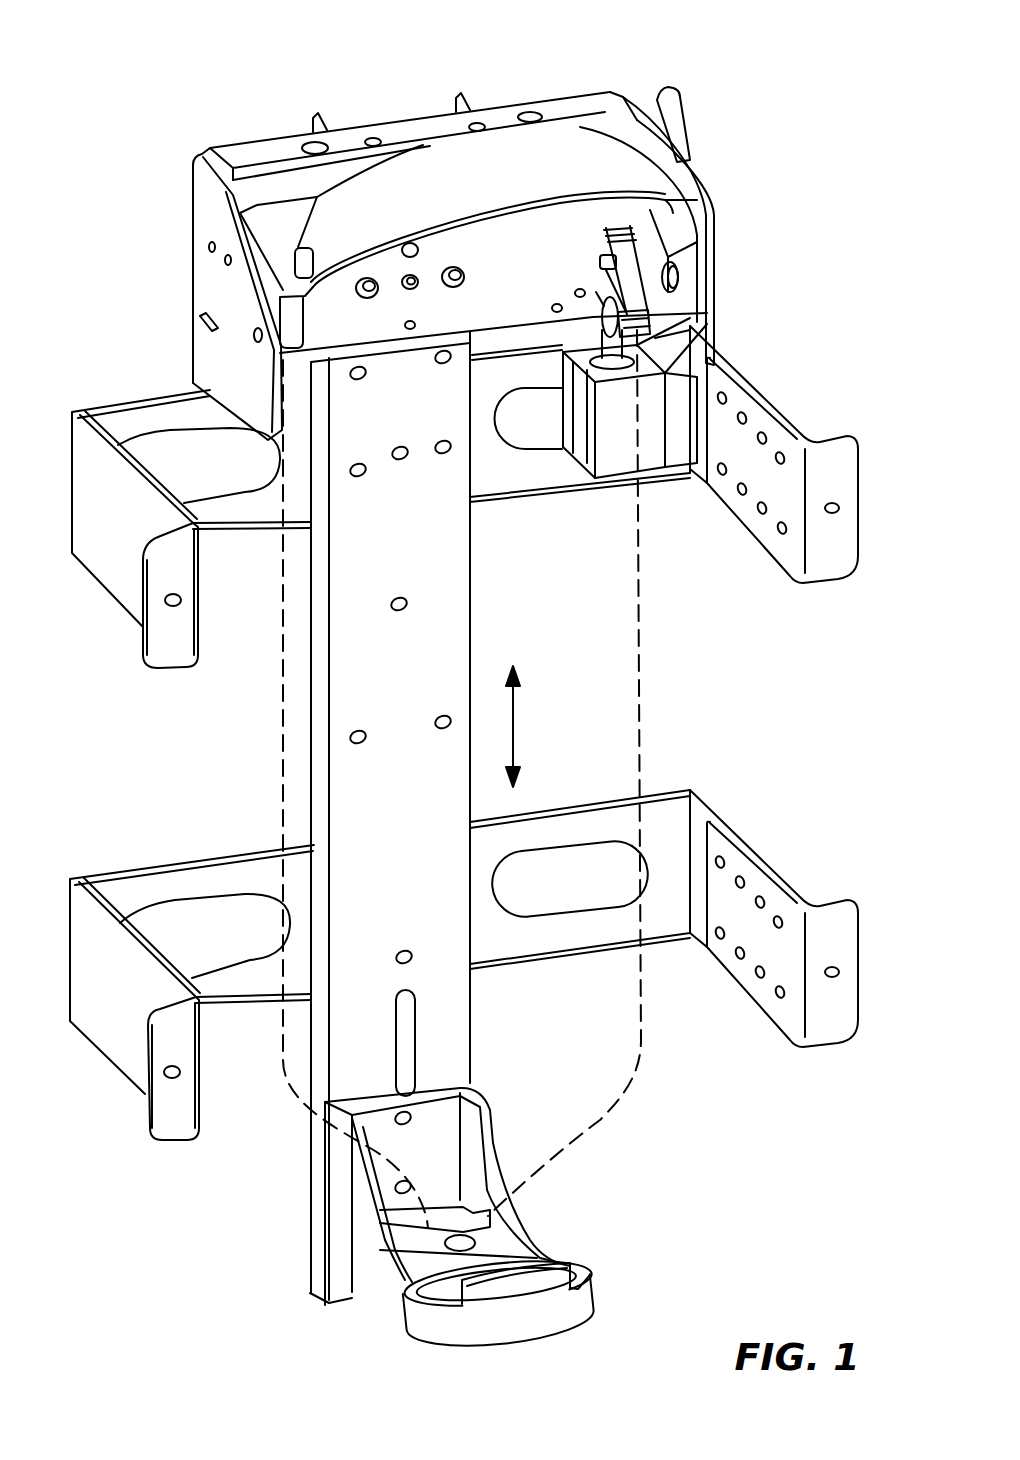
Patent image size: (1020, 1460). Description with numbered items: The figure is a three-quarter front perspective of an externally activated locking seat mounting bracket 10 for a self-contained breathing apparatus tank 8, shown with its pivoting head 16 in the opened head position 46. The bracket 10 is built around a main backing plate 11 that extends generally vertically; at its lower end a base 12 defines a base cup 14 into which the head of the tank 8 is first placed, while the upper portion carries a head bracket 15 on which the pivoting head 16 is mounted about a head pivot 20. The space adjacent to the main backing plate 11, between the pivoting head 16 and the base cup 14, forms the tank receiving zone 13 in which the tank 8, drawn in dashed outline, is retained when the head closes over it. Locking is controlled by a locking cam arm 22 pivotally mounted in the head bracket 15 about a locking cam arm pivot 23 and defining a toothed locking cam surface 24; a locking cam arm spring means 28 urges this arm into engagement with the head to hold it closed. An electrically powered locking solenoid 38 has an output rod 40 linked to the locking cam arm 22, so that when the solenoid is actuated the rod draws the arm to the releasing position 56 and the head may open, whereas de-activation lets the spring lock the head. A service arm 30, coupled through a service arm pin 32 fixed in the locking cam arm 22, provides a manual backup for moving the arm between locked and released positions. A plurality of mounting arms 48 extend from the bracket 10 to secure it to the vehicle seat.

The tank 8 is at (297, 1065).
The bracket 10 is at (467, 618).
The main backing plate 11 is at (411, 554).
The base 12 is at (497, 1133).
The tank receiving zone 13 is at (517, 726).
The base cup 14 is at (453, 1293).
The head bracket 15 is at (203, 255).
The pivoting head 16 is at (547, 133).
The head pivot 20 is at (673, 273).
The locking cam arm 22 is at (562, 283).
The locking cam arm pivot 23 is at (596, 313).
The locking cam surface 24 is at (628, 247).
The locking cam arm spring means 28 is at (668, 326).
The service arm 30 is at (672, 90).
The service arm pin 32 is at (600, 258).
The locking solenoid 38 is at (604, 426).
The output rod 40 is at (716, 340).
The opened head position 46 is at (430, 158).
The mounting arms 48 is at (170, 673).
The releasing position 56 is at (602, 225).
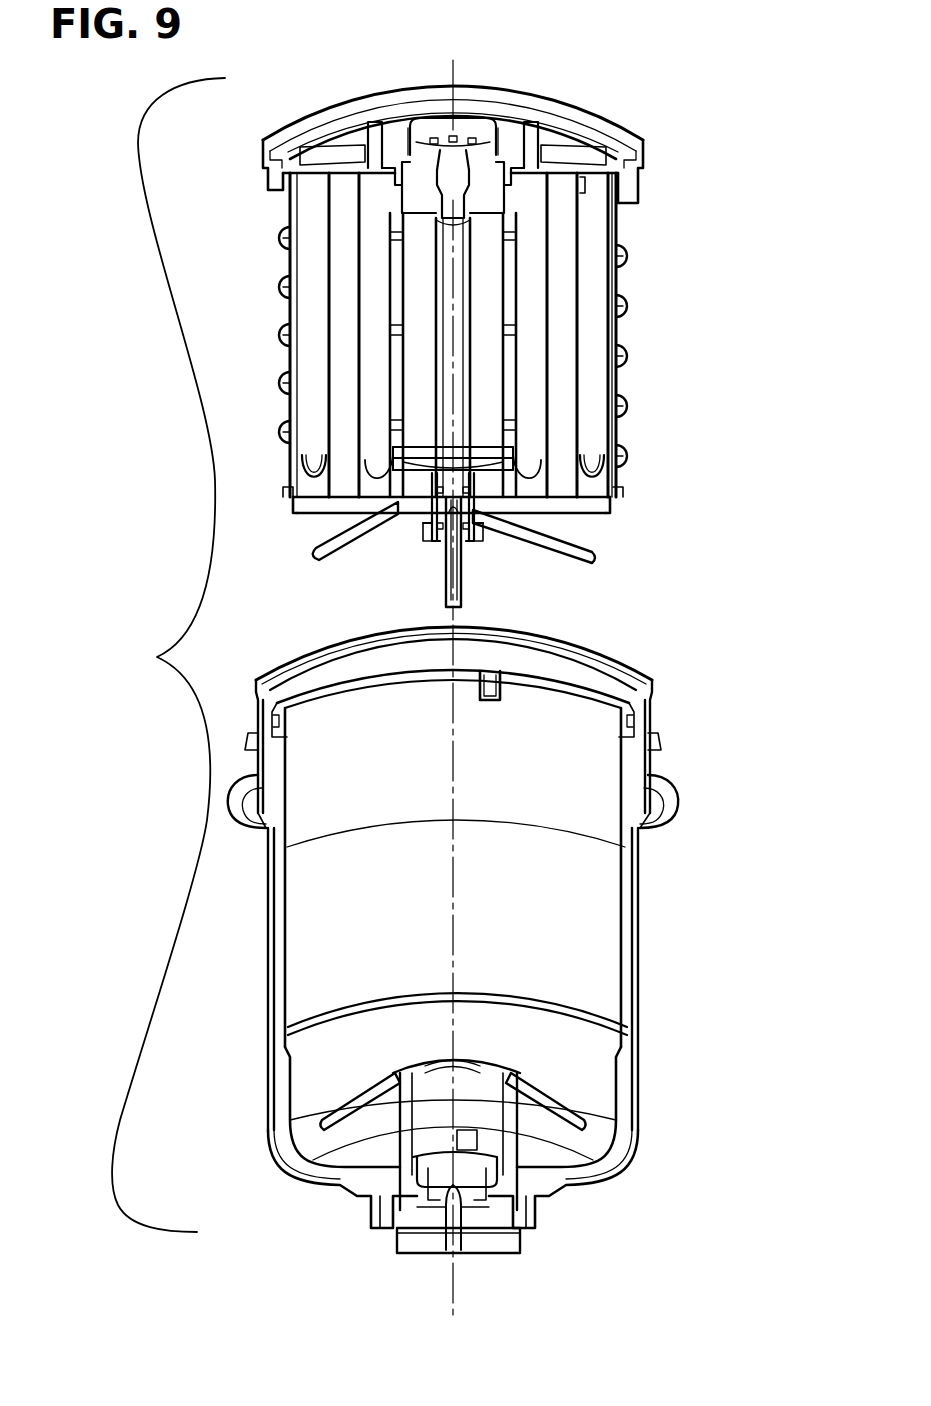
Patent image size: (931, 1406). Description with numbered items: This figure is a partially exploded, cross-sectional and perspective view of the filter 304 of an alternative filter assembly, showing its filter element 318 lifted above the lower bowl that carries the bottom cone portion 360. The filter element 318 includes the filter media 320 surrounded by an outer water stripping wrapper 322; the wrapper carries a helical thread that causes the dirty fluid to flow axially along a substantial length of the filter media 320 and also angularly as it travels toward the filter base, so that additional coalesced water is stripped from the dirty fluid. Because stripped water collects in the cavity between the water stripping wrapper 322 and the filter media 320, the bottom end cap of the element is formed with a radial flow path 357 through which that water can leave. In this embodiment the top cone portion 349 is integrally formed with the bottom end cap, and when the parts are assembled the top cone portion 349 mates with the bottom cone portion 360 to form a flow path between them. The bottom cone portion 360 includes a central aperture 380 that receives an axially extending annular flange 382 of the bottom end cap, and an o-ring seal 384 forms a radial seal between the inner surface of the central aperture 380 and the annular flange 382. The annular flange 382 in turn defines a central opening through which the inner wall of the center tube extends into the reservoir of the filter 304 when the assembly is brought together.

The filter 304 is at (163, 655).
The filter element 318 is at (539, 356).
The filter media 320 is at (598, 389).
The water stripping wrapper 322 is at (612, 337).
The top cone portion 349 is at (578, 541).
The radial flow path 357 is at (510, 513).
The central aperture 380 is at (478, 1065).
The annular flange 382 is at (438, 555).
The o-ring seal 384 is at (398, 537).
The bottom cone portion 360 is at (570, 1098).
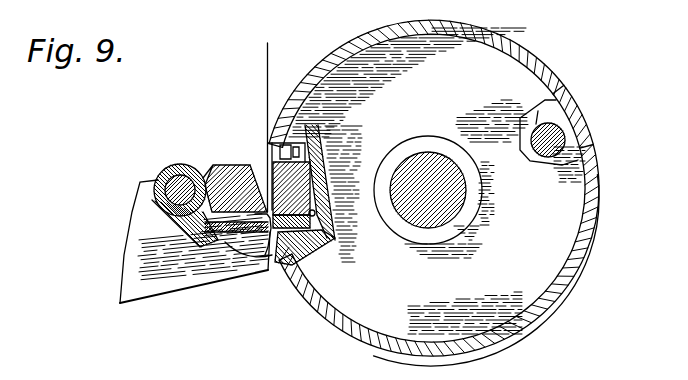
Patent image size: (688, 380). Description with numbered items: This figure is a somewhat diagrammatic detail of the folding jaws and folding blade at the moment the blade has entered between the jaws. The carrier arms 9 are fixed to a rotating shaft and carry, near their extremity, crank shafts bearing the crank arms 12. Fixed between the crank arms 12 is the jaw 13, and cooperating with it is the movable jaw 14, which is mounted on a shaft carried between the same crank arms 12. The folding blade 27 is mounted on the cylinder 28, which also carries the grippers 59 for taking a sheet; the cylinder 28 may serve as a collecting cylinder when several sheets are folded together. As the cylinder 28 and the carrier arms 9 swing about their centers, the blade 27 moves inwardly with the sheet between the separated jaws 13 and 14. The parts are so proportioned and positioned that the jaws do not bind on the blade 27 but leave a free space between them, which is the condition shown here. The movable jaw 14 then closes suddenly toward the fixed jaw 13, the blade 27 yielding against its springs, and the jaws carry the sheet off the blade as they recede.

::::

Please print the lines exactly, from the start of the lines through the one containing "The pivoting head 16 is at (547, 133).", leaving the pictures out of your answer.

Patent image size: (1020, 1460). Description with numbered items: The figure is a three-quarter front perspective of an externally activated locking seat mounting bracket 10 for a self-contained breathing apparatus tank 8, shown with its pivoting head 16 in the opened head position 46. The bracket 10 is built around a main backing plate 11 that extends generally vertically; at its lower end a base 12 defines a base cup 14 into which the head of the tank 8 is first placed, while the upper portion carries a head bracket 15 on which the pivoting head 16 is mounted about a head pivot 20. The space adjacent to the main backing plate 11, between the pivoting head 16 and the base cup 14, forms the tank receiving zone 13 in which the tank 8, drawn in dashed outline, is retained when the head closes over it. Locking is controlled by a locking cam arm 22 pivotally mounted in the head bracket 15 about a locking cam arm pivot 23 and defining a toothed locking cam surface 24; a locking cam arm spring means 28 urges this arm into engagement with the head to hold it closed. An electrically powered locking solenoid 38 has an output rod 40 linked to the locking cam arm 22, so that when the solenoid is actuated the rod draws the arm to the releasing position 56 and the head may open, whereas de-activation lets the spring lock the head. A service arm 30, coupled through a service arm pin 32 fixed in the locking cam arm 22, provides a manual backup for moving the arm between locked and released positions. A plurality of mounting arms 48 extend from the bracket 10 to secure it to the vehicle seat.

The tank 8 is at (297, 1065).
The bracket 10 is at (467, 618).
The main backing plate 11 is at (411, 554).
The base 12 is at (497, 1133).
The tank receiving zone 13 is at (517, 726).
The base cup 14 is at (453, 1293).
The head bracket 15 is at (203, 255).
The pivoting head 16 is at (547, 133).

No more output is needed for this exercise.